A run of records

|---|

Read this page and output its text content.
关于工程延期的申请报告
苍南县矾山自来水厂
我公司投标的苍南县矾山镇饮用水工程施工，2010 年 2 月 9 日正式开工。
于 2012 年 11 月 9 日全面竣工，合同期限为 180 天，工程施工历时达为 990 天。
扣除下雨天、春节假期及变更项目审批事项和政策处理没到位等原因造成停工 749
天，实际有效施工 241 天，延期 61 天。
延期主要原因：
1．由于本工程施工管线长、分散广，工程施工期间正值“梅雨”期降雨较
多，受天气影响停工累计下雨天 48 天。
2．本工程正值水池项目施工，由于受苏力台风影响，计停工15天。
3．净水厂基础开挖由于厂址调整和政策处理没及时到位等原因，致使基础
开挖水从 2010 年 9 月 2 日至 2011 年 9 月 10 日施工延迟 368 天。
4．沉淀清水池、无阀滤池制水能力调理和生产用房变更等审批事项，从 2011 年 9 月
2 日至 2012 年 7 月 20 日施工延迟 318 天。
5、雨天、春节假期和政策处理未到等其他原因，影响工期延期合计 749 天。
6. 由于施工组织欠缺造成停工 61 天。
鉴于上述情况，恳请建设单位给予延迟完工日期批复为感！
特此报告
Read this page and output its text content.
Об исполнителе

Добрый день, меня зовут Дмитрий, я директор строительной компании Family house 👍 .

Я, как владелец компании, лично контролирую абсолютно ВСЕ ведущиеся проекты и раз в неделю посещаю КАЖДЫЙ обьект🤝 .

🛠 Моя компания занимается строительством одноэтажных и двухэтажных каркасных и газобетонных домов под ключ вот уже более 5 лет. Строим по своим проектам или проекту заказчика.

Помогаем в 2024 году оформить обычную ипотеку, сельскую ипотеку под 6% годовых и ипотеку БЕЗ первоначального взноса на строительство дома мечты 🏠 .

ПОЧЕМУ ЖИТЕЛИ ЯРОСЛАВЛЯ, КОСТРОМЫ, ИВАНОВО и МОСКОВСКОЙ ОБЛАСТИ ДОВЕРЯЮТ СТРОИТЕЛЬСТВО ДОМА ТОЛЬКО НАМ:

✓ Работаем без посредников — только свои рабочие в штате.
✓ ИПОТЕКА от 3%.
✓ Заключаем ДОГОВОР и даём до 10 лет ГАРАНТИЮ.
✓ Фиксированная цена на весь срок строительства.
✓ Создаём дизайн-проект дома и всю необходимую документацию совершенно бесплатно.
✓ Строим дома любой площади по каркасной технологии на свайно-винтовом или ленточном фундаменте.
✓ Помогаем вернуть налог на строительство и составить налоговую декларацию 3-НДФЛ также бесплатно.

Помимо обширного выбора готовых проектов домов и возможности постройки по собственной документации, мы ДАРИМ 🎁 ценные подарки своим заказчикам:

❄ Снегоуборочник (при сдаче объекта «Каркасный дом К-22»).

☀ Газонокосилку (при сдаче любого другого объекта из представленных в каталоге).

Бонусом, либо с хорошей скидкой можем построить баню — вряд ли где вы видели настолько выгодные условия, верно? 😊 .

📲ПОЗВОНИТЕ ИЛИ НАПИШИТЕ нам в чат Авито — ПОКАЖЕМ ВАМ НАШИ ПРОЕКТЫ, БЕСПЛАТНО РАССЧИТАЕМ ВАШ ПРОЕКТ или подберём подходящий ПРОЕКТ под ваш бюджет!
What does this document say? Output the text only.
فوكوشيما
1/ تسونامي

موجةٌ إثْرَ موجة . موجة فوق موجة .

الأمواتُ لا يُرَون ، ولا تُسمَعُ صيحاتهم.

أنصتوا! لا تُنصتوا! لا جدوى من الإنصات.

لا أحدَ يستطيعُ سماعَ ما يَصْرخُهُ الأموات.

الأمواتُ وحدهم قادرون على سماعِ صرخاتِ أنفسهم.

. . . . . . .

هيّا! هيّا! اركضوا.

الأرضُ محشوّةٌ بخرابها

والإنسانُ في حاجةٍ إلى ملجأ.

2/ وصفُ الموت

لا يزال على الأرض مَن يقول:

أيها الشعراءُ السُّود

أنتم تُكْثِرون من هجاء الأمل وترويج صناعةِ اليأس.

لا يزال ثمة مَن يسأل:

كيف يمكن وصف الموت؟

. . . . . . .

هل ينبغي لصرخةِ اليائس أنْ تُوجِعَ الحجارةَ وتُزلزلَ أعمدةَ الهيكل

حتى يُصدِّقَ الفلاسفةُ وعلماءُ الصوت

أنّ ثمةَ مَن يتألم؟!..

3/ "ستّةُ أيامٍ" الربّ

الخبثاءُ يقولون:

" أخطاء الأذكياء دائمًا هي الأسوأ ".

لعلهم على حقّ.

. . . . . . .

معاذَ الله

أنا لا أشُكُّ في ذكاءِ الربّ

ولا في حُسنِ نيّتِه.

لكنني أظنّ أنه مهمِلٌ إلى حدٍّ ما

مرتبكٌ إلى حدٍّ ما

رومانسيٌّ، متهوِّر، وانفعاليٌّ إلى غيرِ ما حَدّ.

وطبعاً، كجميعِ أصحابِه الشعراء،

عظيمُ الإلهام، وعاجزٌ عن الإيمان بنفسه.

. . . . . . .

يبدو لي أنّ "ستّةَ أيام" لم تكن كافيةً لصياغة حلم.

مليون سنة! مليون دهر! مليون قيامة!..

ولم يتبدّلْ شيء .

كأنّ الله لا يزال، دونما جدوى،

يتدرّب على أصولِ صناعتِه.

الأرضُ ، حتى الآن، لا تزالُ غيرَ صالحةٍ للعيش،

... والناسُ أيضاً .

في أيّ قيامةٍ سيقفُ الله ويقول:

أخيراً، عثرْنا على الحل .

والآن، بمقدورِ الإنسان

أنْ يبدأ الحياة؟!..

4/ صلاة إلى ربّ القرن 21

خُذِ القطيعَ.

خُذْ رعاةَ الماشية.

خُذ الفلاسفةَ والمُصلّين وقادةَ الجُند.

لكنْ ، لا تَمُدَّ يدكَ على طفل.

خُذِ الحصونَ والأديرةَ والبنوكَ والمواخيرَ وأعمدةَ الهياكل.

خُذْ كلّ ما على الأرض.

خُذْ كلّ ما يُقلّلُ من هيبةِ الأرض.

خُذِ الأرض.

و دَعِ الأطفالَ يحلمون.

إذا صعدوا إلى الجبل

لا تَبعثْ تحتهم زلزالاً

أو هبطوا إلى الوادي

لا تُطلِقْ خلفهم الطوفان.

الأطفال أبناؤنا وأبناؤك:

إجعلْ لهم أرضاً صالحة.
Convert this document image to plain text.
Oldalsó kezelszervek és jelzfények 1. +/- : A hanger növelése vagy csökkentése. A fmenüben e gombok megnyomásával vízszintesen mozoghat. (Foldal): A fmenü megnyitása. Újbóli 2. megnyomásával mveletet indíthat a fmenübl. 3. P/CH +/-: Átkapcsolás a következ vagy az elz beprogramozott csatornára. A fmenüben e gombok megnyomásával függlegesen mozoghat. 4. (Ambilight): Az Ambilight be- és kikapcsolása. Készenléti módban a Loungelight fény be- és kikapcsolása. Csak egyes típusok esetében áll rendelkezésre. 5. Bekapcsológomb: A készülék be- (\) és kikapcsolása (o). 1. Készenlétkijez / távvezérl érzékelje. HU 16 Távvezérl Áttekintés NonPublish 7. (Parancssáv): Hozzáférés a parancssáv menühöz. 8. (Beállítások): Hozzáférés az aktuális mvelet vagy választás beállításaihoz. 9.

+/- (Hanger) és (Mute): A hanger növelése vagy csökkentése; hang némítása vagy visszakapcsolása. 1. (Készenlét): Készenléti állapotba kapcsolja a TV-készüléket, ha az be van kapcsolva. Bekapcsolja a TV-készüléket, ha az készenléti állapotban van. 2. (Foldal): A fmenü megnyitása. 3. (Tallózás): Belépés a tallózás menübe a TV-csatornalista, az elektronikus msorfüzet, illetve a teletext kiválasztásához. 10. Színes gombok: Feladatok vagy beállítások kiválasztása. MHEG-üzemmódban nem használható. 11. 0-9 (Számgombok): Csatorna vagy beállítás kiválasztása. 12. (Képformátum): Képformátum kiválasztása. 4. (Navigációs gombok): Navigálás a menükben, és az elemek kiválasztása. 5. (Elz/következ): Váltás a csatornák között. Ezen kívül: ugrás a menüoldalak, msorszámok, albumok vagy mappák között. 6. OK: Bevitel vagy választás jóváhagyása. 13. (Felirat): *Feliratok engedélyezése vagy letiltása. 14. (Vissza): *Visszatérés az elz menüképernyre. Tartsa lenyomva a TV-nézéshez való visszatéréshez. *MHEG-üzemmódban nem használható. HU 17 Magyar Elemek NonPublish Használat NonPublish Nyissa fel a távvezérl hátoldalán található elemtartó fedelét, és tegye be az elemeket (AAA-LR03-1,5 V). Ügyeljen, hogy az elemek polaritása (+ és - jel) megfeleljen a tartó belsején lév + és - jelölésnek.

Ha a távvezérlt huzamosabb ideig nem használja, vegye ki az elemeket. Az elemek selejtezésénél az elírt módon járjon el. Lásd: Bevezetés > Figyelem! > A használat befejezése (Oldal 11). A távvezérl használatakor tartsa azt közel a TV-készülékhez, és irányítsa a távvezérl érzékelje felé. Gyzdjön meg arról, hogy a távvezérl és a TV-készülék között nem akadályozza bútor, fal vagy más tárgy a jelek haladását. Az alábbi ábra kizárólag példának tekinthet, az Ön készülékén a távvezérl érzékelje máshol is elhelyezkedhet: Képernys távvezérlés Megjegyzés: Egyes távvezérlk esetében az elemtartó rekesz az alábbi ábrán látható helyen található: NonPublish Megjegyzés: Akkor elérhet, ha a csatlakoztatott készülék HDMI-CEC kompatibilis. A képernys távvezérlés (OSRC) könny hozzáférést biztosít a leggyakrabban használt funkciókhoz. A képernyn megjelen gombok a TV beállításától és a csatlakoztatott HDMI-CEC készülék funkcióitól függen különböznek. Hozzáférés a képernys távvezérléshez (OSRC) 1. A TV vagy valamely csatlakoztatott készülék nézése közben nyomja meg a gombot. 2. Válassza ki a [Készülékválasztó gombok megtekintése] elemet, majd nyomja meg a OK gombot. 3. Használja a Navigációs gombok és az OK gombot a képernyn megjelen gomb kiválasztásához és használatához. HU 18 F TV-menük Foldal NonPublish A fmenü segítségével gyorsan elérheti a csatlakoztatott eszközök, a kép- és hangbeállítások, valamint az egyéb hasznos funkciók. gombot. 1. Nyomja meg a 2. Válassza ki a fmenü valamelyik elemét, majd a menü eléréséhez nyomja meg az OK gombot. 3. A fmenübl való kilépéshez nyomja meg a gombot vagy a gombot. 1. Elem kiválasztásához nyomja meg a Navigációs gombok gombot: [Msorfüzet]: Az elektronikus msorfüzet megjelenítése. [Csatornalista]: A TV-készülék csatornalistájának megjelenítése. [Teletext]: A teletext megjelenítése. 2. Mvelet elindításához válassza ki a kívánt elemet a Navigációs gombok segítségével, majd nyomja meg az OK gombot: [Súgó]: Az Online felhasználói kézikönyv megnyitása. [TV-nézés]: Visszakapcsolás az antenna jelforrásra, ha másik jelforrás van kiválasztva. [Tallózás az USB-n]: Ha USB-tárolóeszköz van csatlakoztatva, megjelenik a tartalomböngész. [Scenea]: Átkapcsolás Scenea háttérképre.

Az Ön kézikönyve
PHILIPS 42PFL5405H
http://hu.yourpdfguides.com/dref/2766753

|---|

### EXERCISE DESCRIPTION
Write out each line of the data that holds the string "домов".

### RESULT OF THE EXERCISE
🛠 Моя компания занимается строительством одноэтажных и двухэтажных каркасных и газобетонных домов под ключ вот уже более 5 лет. Строим по своим проектам или проекту заказчика.
Помимо обширного выбора готовых проектов домов и возможности постройки по собственной документации, мы ДАРИМ 🎁 ценные подарки своим заказчикам:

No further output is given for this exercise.